**** Dataset records

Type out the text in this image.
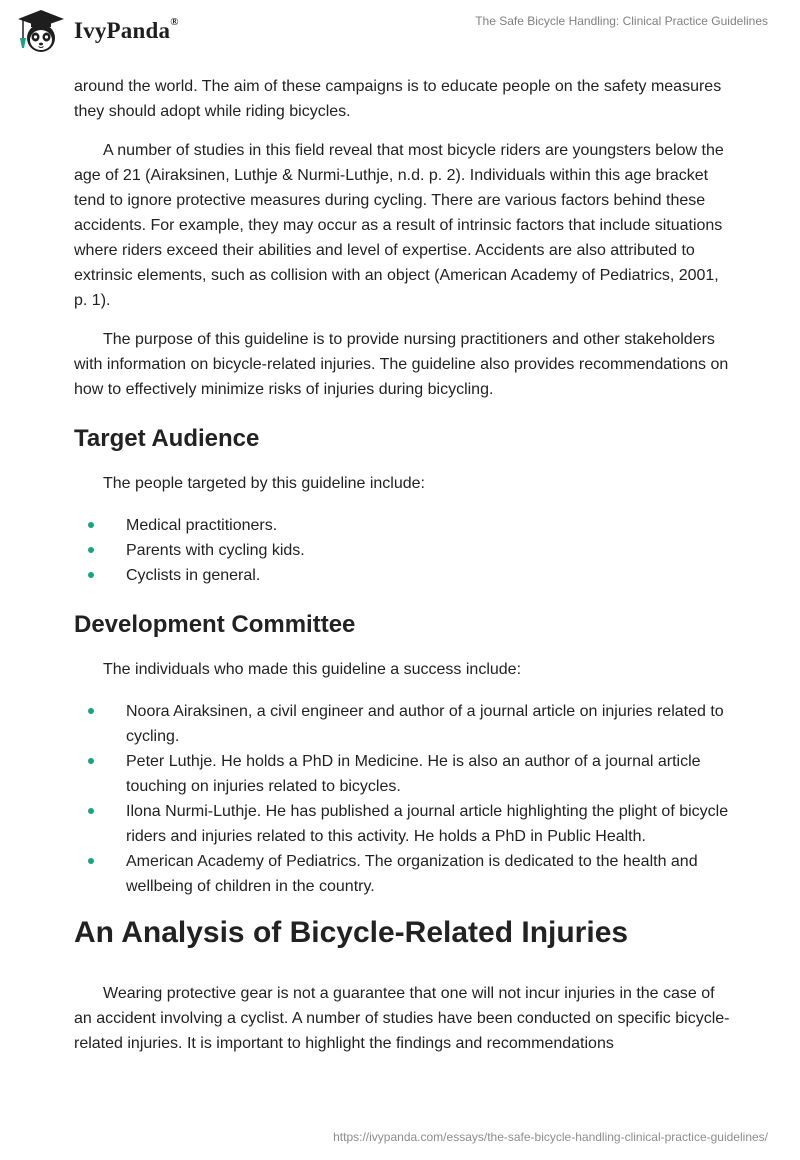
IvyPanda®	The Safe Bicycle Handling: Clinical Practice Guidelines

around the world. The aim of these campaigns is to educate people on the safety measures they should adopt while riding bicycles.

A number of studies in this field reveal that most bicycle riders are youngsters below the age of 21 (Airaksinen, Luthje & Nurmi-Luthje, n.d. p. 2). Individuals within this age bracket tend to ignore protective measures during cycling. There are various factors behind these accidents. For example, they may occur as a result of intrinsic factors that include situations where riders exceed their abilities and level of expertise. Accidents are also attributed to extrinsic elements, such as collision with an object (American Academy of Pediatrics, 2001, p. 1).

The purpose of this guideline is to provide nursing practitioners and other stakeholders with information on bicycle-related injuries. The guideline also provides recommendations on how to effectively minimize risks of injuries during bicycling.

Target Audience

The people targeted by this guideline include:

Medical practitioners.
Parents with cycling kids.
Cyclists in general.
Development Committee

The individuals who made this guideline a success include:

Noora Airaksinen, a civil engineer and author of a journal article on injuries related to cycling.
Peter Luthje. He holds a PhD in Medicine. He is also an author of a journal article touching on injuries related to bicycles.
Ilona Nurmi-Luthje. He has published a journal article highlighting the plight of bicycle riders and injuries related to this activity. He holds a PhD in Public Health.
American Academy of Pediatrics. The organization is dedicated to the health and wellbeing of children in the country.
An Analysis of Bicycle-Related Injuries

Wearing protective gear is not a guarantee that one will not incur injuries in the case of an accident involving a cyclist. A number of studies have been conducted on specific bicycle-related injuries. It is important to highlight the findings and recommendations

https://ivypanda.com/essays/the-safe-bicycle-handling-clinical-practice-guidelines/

********

Problem to solve.
All of the records above must be copied exactly, except for the pictures.

In response.
Type out the text in this image.
IvyPanda®	The Safe Bicycle Handling: Clinical Practice Guidelines

around the world. The aim of these campaigns is to educate people on the safety measures they should adopt while riding bicycles.

A number of studies in this field reveal that most bicycle riders are youngsters below the age of 21 (Airaksinen, Luthje & Nurmi-Luthje, n.d. p. 2). Individuals within this age bracket tend to ignore protective measures during cycling. There are various factors behind these accidents. For example, they may occur as a result of intrinsic factors that include situations where riders exceed their abilities and level of expertise. Accidents are also attributed to extrinsic elements, such as collision with an object (American Academy of Pediatrics, 2001, p. 1).

The purpose of this guideline is to provide nursing practitioners and other stakeholders with information on bicycle-related injuries. The guideline also provides recommendations on how to effectively minimize risks of injuries during bicycling.

Target Audience

The people targeted by this guideline include:

Medical practitioners.
Parents with cycling kids.
Cyclists in general.
Development Committee

The individuals who made this guideline a success include:

Noora Airaksinen, a civil engineer and author of a journal article on injuries related to cycling.
Peter Luthje. He holds a PhD in Medicine. He is also an author of a journal article touching on injuries related to bicycles.
Ilona Nurmi-Luthje. He has published a journal article highlighting the plight of bicycle riders and injuries related to this activity. He holds a PhD in Public Health.
American Academy of Pediatrics. The organization is dedicated to the health and wellbeing of children in the country.
An Analysis of Bicycle-Related Injuries

Wearing protective gear is not a guarantee that one will not incur injuries in the case of an accident involving a cyclist. A number of studies have been conducted on specific bicycle-related injuries. It is important to highlight the findings and recommendations

https://ivypanda.com/essays/the-safe-bicycle-handling-clinical-practice-guidelines/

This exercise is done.